» WHAT THE TASK REQUIRES:
Transcribe all the entries word for word, but omit the images.

===== MATERIAL PROVIDED

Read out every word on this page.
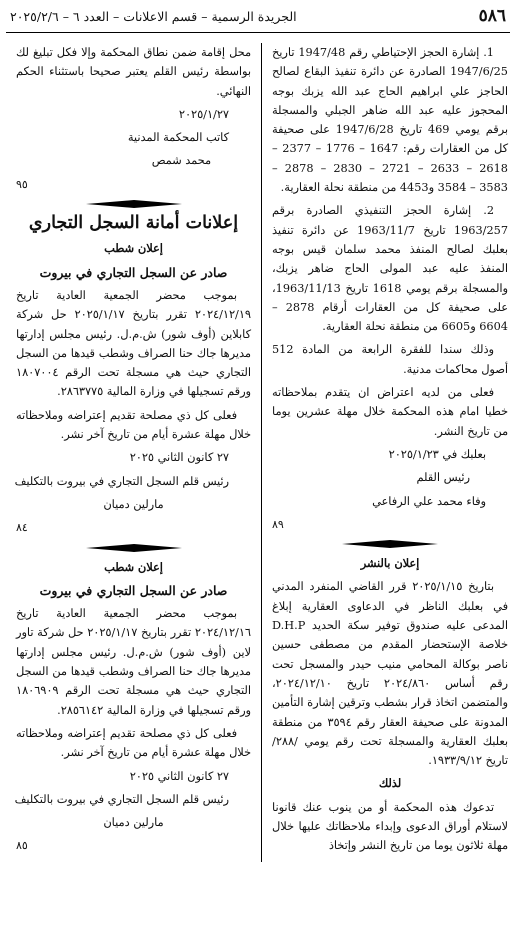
٥٨٦
الجريدة الرسمية – قسم الاعلانات – العدد ٦ – ٢٠٢٥/٢/٦

1. إشارة الحجز الإحتياطي رقم 1947/48 تاريخ 1947/6/25 الصادرة عن دائرة تنفيذ البقاع لصالح الحاجز علي ابراهيم الحاج عبد الله يزبك بوجه المحجوز عليه عبد الله ضاهر الجبلي والمسجلة برقم يومي 469 تاريخ 1947/6/28 على صحيفة كل من العقارات رقم: 1647 – 1776 – 2377 – 2618 – 2633 – 2721 – 2830 – 2878 – 3583 – 3584 و4453 من منطقة نحلة العقارية.

2. إشارة الحجز التنفيذي الصادرة برقم 1963/257 تاريخ 1963/11/7 عن دائرة تنفيذ بعلبك لصالح المنفذ محمد سلمان قيس بوجه المنفذ عليه عبد المولى الحاج ضاهر يزبك، والمسجلة برقم يومي 1618 تاريخ 1963/11/13، على صحيفة كل من العقارات أرقام 2878 – 6604 و6605 من منطقة نحلة العقارية.

وذلك سندا للفقرة الرابعة من المادة 512 أصول محاكمات مدنية.

فعلى من لديه اعتراض ان يتقدم بملاحظاته خطيا امام هذه المحكمة خلال مهلة عشرين يوما من تاريخ النشر.

بعلبك في ٢٠٢٥/١/٢٣

رئيس القلم

وفاء محمد علي الرفاعي

٨٩

إعلان بالنشر

بتاريخ ٢٠٢٥/١/١٥ قرر القاضي المنفرد المدني في بعلبك الناظر في الدعاوى العقارية إبلاغ المدعى عليه صندوق توفير سكة الحديد D.H.P خلاصة الإستحضار المقدم من مصطفى حسين ناصر بوكالة المحامي منيب حيدر والمسجل تحت رقم أساس ٢٠٢٤/٨٦٠ تاريخ ٢٠٢٤/١٢/١٠، والمتضمن اتخاذ قرار بشطب وترقين إشارة التأمين المدونة على صحيفة العقار رقم ٣٥٩٤ من منطقة بعلبك العقارية والمسجلة تحت رقم يومي /٢٨٨/ تاريخ ١٩٣٣/٩/١٢.

لذلك

تدعوك هذه المحكمة أو من ينوب عنك قانونا لاستلام أوراق الدعوى وإبداء ملاحظاتك عليها خلال مهلة ثلاثون يوما من تاريخ النشر وإتخاذ

محل إقامة ضمن نطاق المحكمة وإلا فكل تبليغ لك بواسطة رئيس القلم يعتبر صحيحا باستثناء الحكم النهائي.

٢٠٢٥/١/٢٧

كاتب المحكمة المدنية

محمد شمص

٩٥
إعلانات أمانة السجل التجاري

إعلان شطب

صادر عن السجل التجاري في بيروت

بموجب محضر الجمعية العادية تاريخ ٢٠٢٤/١٢/١٩ تقرر بتاريخ ٢٠٢٥/١/١٧ حل شركة كابلاين (أوف شور) ش.م.ل. رئيس مجلس إدارتها مديرها جاك حنا الصراف وشطب قيدها من السجل التجاري حيث هي مسجلة تحت الرقم ١٨٠٧٠٠٤ ورقم تسجيلها في وزارة المالية ٢٨٦٣٧٧٥.

فعلى كل ذي مصلحة تقديم إعتراضه وملاحظاته خلال مهلة عشرة أيام من تاريخ آخر نشر.

٢٧ كانون الثاني ٢٠٢٥

رئيس قلم السجل التجاري في بيروت بالتكليف

مارلين دميان

٨٤

إعلان شطب

صادر عن السجل التجاري في بيروت

بموجب محضر الجمعية العادية تاريخ ٢٠٢٤/١٢/١٦ تقرر بتاريخ ٢٠٢٥/١/١٧ حل شركة تاور لاين (أوف شور) ش.م.ل. رئيس مجلس إدارتها مديرها جاك حنا الصراف وشطب قيدها من السجل التجاري حيث هي مسجلة تحت الرقم ١٨٠٦٩٠٩ ورقم تسجيلها في وزارة المالية ٢٨٥٦١٤٢.

فعلى كل ذي مصلحة تقديم إعتراضه وملاحظاته خلال مهلة عشرة أيام من تاريخ آخر نشر.

٢٧ كانون الثاني ٢٠٢٥

رئيس قلم السجل التجاري في بيروت بالتكليف

مارلين دميان

٨٥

==========

» TASK SOLUTION:
Read out every word on this page.
٥٨٦
الجريدة الرسمية – قسم الاعلانات – العدد ٦ – ٢٠٢٥/٢/٦

1. إشارة الحجز الإحتياطي رقم 1947/48 تاريخ 1947/6/25 الصادرة عن دائرة تنفيذ البقاع لصالح الحاجز علي ابراهيم الحاج عبد الله يزبك بوجه المحجوز عليه عبد الله ضاهر الجبلي والمسجلة برقم يومي 469 تاريخ 1947/6/28 على صحيفة كل من العقارات رقم: 1647 – 1776 – 2377 – 2618 – 2633 – 2721 – 2830 – 2878 – 3583 – 3584 و4453 من منطقة نحلة العقارية.

2. إشارة الحجز التنفيذي الصادرة برقم 1963/257 تاريخ 1963/11/7 عن دائرة تنفيذ بعلبك لصالح المنفذ محمد سلمان قيس بوجه المنفذ عليه عبد المولى الحاج ضاهر يزبك، والمسجلة برقم يومي 1618 تاريخ 1963/11/13، على صحيفة كل من العقارات أرقام 2878 – 6604 و6605 من منطقة نحلة العقارية.

وذلك سندا للفقرة الرابعة من المادة 512 أصول محاكمات مدنية.

فعلى من لديه اعتراض ان يتقدم بملاحظاته خطيا امام هذه المحكمة خلال مهلة عشرين يوما من تاريخ النشر.

بعلبك في ٢٠٢٥/١/٢٣

رئيس القلم

وفاء محمد علي الرفاعي

٨٩

إعلان بالنشر

بتاريخ ٢٠٢٥/١/١٥ قرر القاضي المنفرد المدني في بعلبك الناظر في الدعاوى العقارية إبلاغ المدعى عليه صندوق توفير سكة الحديد D.H.P خلاصة الإستحضار المقدم من مصطفى حسين ناصر بوكالة المحامي منيب حيدر والمسجل تحت رقم أساس ٢٠٢٤/٨٦٠ تاريخ ٢٠٢٤/١٢/١٠، والمتضمن اتخاذ قرار بشطب وترقين إشارة التأمين المدونة على صحيفة العقار رقم ٣٥٩٤ من منطقة بعلبك العقارية والمسجلة تحت رقم يومي /٢٨٨/ تاريخ ١٩٣٣/٩/١٢.

لذلك

تدعوك هذه المحكمة أو من ينوب عنك قانونا لاستلام أوراق الدعوى وإبداء ملاحظاتك عليها خلال مهلة ثلاثون يوما من تاريخ النشر وإتخاذ

محل إقامة ضمن نطاق المحكمة وإلا فكل تبليغ لك بواسطة رئيس القلم يعتبر صحيحا باستثناء الحكم النهائي.

٢٠٢٥/١/٢٧

كاتب المحكمة المدنية

محمد شمص

٩٥
إعلانات أمانة السجل التجاري

إعلان شطب

صادر عن السجل التجاري في بيروت

بموجب محضر الجمعية العادية تاريخ ٢٠٢٤/١٢/١٩ تقرر بتاريخ ٢٠٢٥/١/١٧ حل شركة كابلاين (أوف شور) ش.م.ل. رئيس مجلس إدارتها مديرها جاك حنا الصراف وشطب قيدها من السجل التجاري حيث هي مسجلة تحت الرقم ١٨٠٧٠٠٤ ورقم تسجيلها في وزارة المالية ٢٨٦٣٧٧٥.

فعلى كل ذي مصلحة تقديم إعتراضه وملاحظاته خلال مهلة عشرة أيام من تاريخ آخر نشر.

٢٧ كانون الثاني ٢٠٢٥

رئيس قلم السجل التجاري في بيروت بالتكليف

مارلين دميان

٨٤

إعلان شطب

صادر عن السجل التجاري في بيروت

بموجب محضر الجمعية العادية تاريخ ٢٠٢٤/١٢/١٦ تقرر بتاريخ ٢٠٢٥/١/١٧ حل شركة تاور لاين (أوف شور) ش.م.ل. رئيس مجلس إدارتها مديرها جاك حنا الصراف وشطب قيدها من السجل التجاري حيث هي مسجلة تحت الرقم ١٨٠٦٩٠٩ ورقم تسجيلها في وزارة المالية ٢٨٥٦١٤٢.

فعلى كل ذي مصلحة تقديم إعتراضه وملاحظاته خلال مهلة عشرة أيام من تاريخ آخر نشر.

٢٧ كانون الثاني ٢٠٢٥

رئيس قلم السجل التجاري في بيروت بالتكليف

مارلين دميان

٨٥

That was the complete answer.